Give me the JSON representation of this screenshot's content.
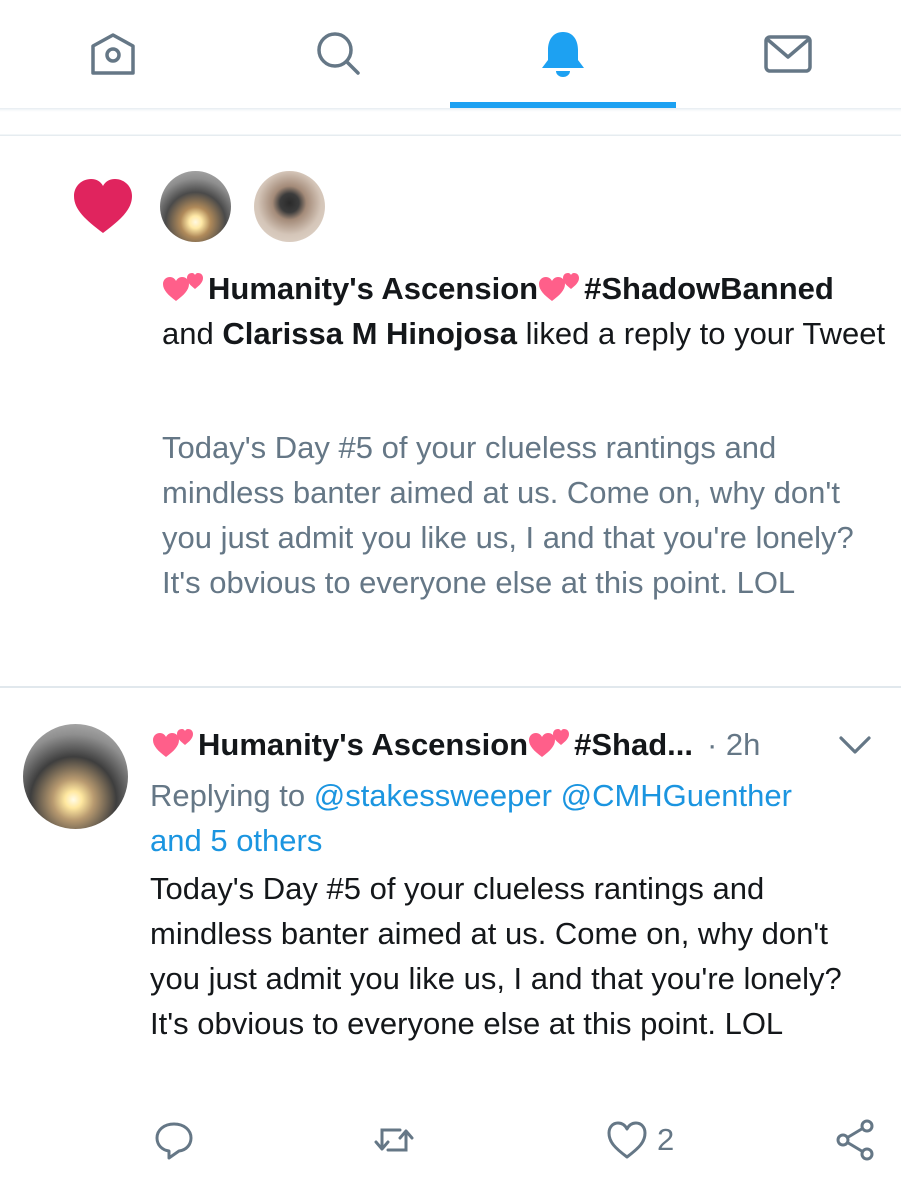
{
  "nav": {
    "tabs": [
      {
        "name": "home",
        "icon": "home-icon",
        "active": false
      },
      {
        "name": "search",
        "icon": "search-icon",
        "active": false
      },
      {
        "name": "notifications",
        "icon": "bell-icon",
        "active": true
      },
      {
        "name": "messages",
        "icon": "envelope-icon",
        "active": false
      }
    ],
    "accent_color": "#1da1f2",
    "inactive_color": "#657786"
  },
  "notification": {
    "icon": "heart-icon",
    "icon_color": "#e0245e",
    "user1_name": "Humanity's Ascension",
    "user1_hashtag": "#ShadowBanned",
    "connector": "and",
    "user2_name": "Clarissa M Hinojosa",
    "action_text": "liked a reply to your Tweet",
    "preview_text": "Today's Day #5 of your clueless rantings and mindless banter aimed at us. Come on, why don't you just admit you like us, I and that you're lonely?  It's obvious to everyone else at this point. LOL"
  },
  "tweet": {
    "author_name": "Humanity's Ascension",
    "author_hashtag_truncated": "#Shad...",
    "separator": "·",
    "timestamp": "2h",
    "replying_prefix": "Replying to",
    "mention1": "@stakessweeper",
    "mention2": "@CMHGuenther",
    "mention_more": "and 5 others",
    "body": "Today's Day #5 of your clueless rantings and mindless banter aimed at us. Come on, why don't you just admit you like us, I and that you're lonely?  It's obvious to everyone else at this point. LOL",
    "like_count": "2",
    "mention_color": "#1b95e0"
  }
}
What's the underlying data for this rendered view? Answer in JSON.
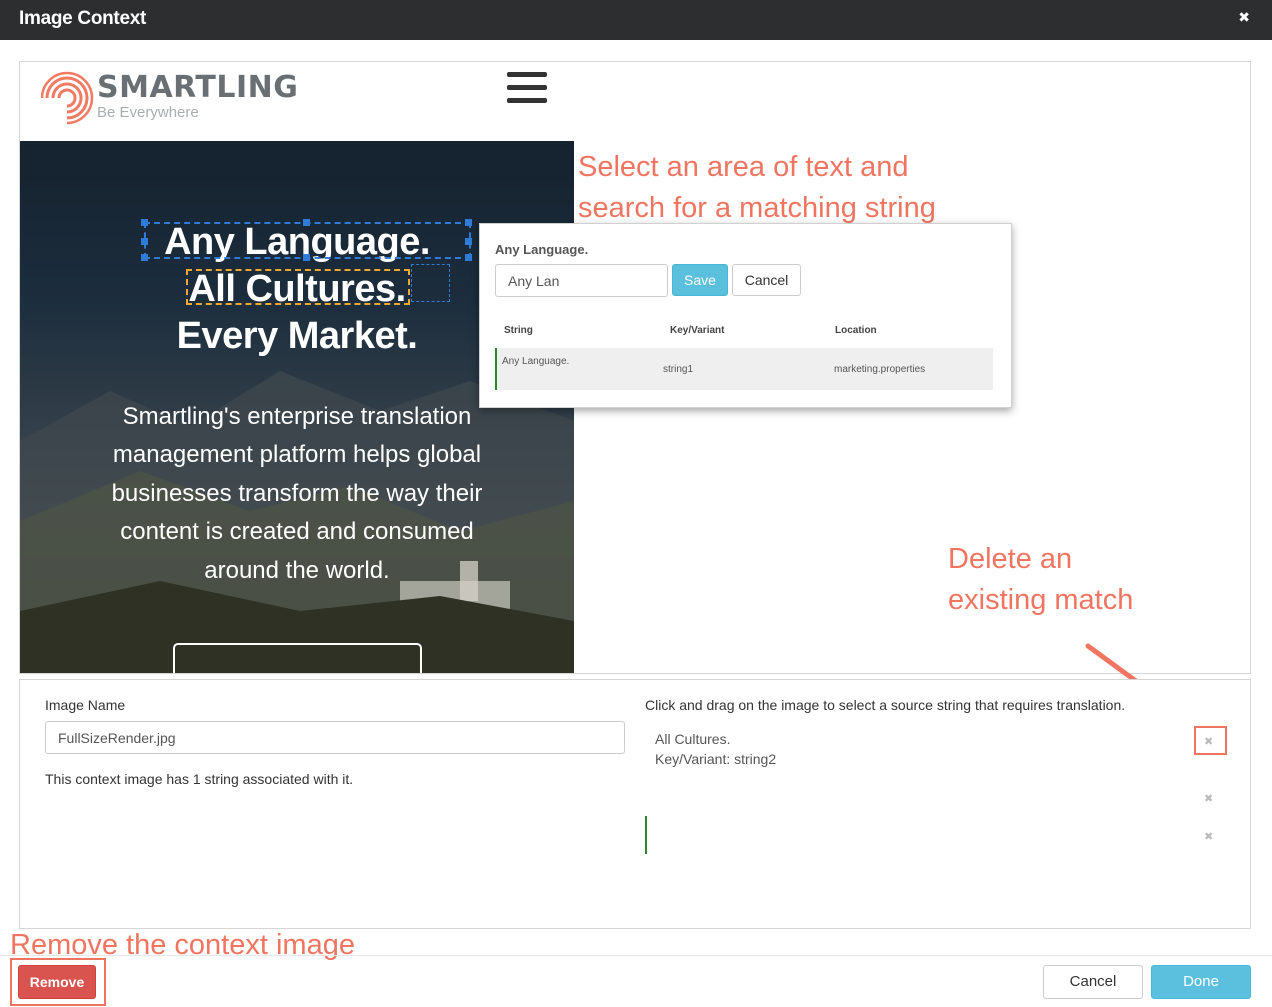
{
  "dialog": {
    "title": "Image Context",
    "close_icon": "close-icon"
  },
  "preview": {
    "logo_word": "SMARTLING",
    "logo_tagline": "Be Everywhere",
    "menu_icon": "hamburger-menu-icon",
    "hero_lines": [
      "Any Language.",
      "All Cultures.",
      "Every Market."
    ],
    "hero_body": [
      "Smartling's enterprise translation",
      "management platform helps global",
      "businesses transform the way their",
      "content is created and consumed",
      "around the world."
    ]
  },
  "popup": {
    "title": "Any Language.",
    "search_value": "Any Lan",
    "save_label": "Save",
    "cancel_label": "Cancel",
    "columns": [
      "String",
      "Key/Variant",
      "Location"
    ],
    "rows": [
      {
        "string": "Any Language.",
        "key": "string1",
        "location": "marketing.properties"
      }
    ]
  },
  "annotations": {
    "select_text": [
      "Select an area of text and",
      "search for a matching string"
    ],
    "delete_match": [
      "Delete an",
      "existing match"
    ],
    "remove_image": "Remove the context image"
  },
  "details": {
    "image_name_label": "Image Name",
    "image_name_value": "FullSizeRender.jpg",
    "string_count_text": "This context image has 1 string associated with it.",
    "instruction": "Click and drag on the image to select a source string that requires translation.",
    "matches": [
      {
        "string": "All Cultures.",
        "key_line": "Key/Variant: string2"
      }
    ],
    "delete_glyph": "✖"
  },
  "footer": {
    "remove_label": "Remove",
    "cancel_label": "Cancel",
    "done_label": "Done"
  },
  "colors": {
    "titlebar": "#2c2e30",
    "annotation": "#f07560",
    "primary": "#5bc0de",
    "danger": "#d9534f",
    "match_indicator": "#2a8a2a",
    "selection_blue": "#2e7bd8",
    "selection_orange": "#f0a830"
  }
}
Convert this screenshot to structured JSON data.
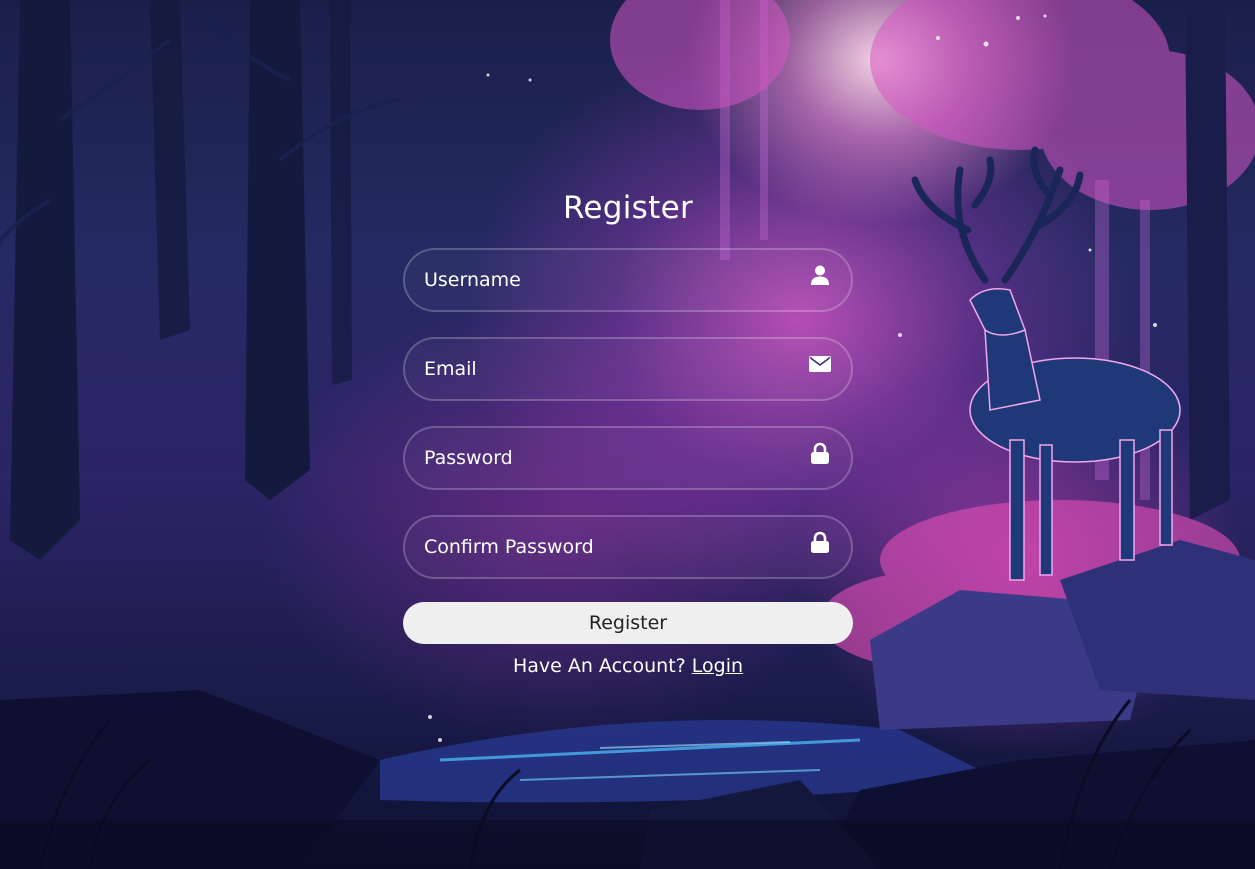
{
  "form": {
    "title": "Register",
    "fields": [
      {
        "placeholder": "Username",
        "icon": "user-icon"
      },
      {
        "placeholder": "Email",
        "icon": "envelope-icon"
      },
      {
        "placeholder": "Password",
        "icon": "lock-icon"
      },
      {
        "placeholder": "Confirm Password",
        "icon": "lock-icon"
      }
    ],
    "submit_label": "Register",
    "have_account_text": "Have An Account?",
    "login_link": "Login"
  },
  "colors": {
    "accent_pink": "#e05ad2",
    "deep_blue": "#1b1d4d",
    "button_bg": "#efefef"
  }
}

● ● ● ● ● ● ●

Each line of the material must be retyped exactly, except that images are omitted.

Give me the JSON representation of this screenshot's content.
{
  "nav": {
    "tabs": [
      {
        "name": "home",
        "icon": "home-icon",
        "active": false
      },
      {
        "name": "search",
        "icon": "search-icon",
        "active": false
      },
      {
        "name": "notifications",
        "icon": "bell-icon",
        "active": true
      },
      {
        "name": "messages",
        "icon": "envelope-icon",
        "active": false
      }
    ],
    "accent_color": "#1da1f2",
    "inactive_color": "#657786"
  },
  "notification": {
    "icon": "heart-icon",
    "icon_color": "#e0245e",
    "user1_name": "Humanity's Ascension",
    "user1_hashtag": "#ShadowBanned",
    "connector": "and",
    "user2_name": "Clarissa M Hinojosa",
    "action_text": "liked a reply to your Tweet",
    "preview_text": "Today's Day #5 of your clueless rantings and mindless banter aimed at us. Come on, why don't you just admit you like us, I and that you're lonely?  It's obvious to everyone else at this point. LOL"
  },
  "tweet": {
    "author_name": "Humanity's Ascension",
    "author_hashtag_truncated": "#Shad...",
    "separator": "·",
    "timestamp": "2h",
    "replying_prefix": "Replying to",
    "mention1": "@stakessweeper",
    "mention2": "@CMHGuenther",
    "mention_more": "and 5 others",
    "body": "Today's Day #5 of your clueless rantings and mindless banter aimed at us. Come on, why don't you just admit you like us, I and that you're lonely?  It's obvious to everyone else at this point. LOL",
    "like_count": "2",
    "mention_color": "#1b95e0"
  }
}
What's the underlying data for this rendered view? Answer in JSON.
{
  "dialog": {
    "title": "Image Context",
    "close_icon": "close-icon"
  },
  "preview": {
    "logo_word": "SMARTLING",
    "logo_tagline": "Be Everywhere",
    "menu_icon": "hamburger-menu-icon",
    "hero_lines": [
      "Any Language.",
      "All Cultures.",
      "Every Market."
    ],
    "hero_body": [
      "Smartling's enterprise translation",
      "management platform helps global",
      "businesses transform the way their",
      "content is created and consumed",
      "around the world."
    ]
  },
  "popup": {
    "title": "Any Language.",
    "search_value": "Any Lan",
    "save_label": "Save",
    "cancel_label": "Cancel",
    "columns": [
      "String",
      "Key/Variant",
      "Location"
    ],
    "rows": [
      {
        "string": "Any Language.",
        "key": "string1",
        "location": "marketing.properties"
      }
    ]
  },
  "annotations": {
    "select_text": [
      "Select an area of text and",
      "search for a matching string"
    ],
    "delete_match": [
      "Delete an",
      "existing match"
    ],
    "remove_image": "Remove the context image"
  },
  "details": {
    "image_name_label": "Image Name",
    "image_name_value": "FullSizeRender.jpg",
    "string_count_text": "This context image has 1 string associated with it.",
    "instruction": "Click and drag on the image to select a source string that requires translation.",
    "matches": [
      {
        "string": "All Cultures.",
        "key_line": "Key/Variant: string2"
      }
    ],
    "delete_glyph": "✖"
  },
  "footer": {
    "remove_label": "Remove",
    "cancel_label": "Cancel",
    "done_label": "Done"
  },
  "colors": {
    "titlebar": "#2c2e30",
    "annotation": "#f07560",
    "primary": "#5bc0de",
    "danger": "#d9534f",
    "match_indicator": "#2a8a2a",
    "selection_blue": "#2e7bd8",
    "selection_orange": "#f0a830"
  }
}
Convert this screenshot to structured JSON data.
{
  "form": {
    "title": "Register",
    "fields": [
      {
        "placeholder": "Username",
        "icon": "user-icon"
      },
      {
        "placeholder": "Email",
        "icon": "envelope-icon"
      },
      {
        "placeholder": "Password",
        "icon": "lock-icon"
      },
      {
        "placeholder": "Confirm Password",
        "icon": "lock-icon"
      }
    ],
    "submit_label": "Register",
    "have_account_text": "Have An Account?",
    "login_link": "Login"
  },
  "colors": {
    "accent_pink": "#e05ad2",
    "deep_blue": "#1b1d4d",
    "button_bg": "#efefef"
  }
}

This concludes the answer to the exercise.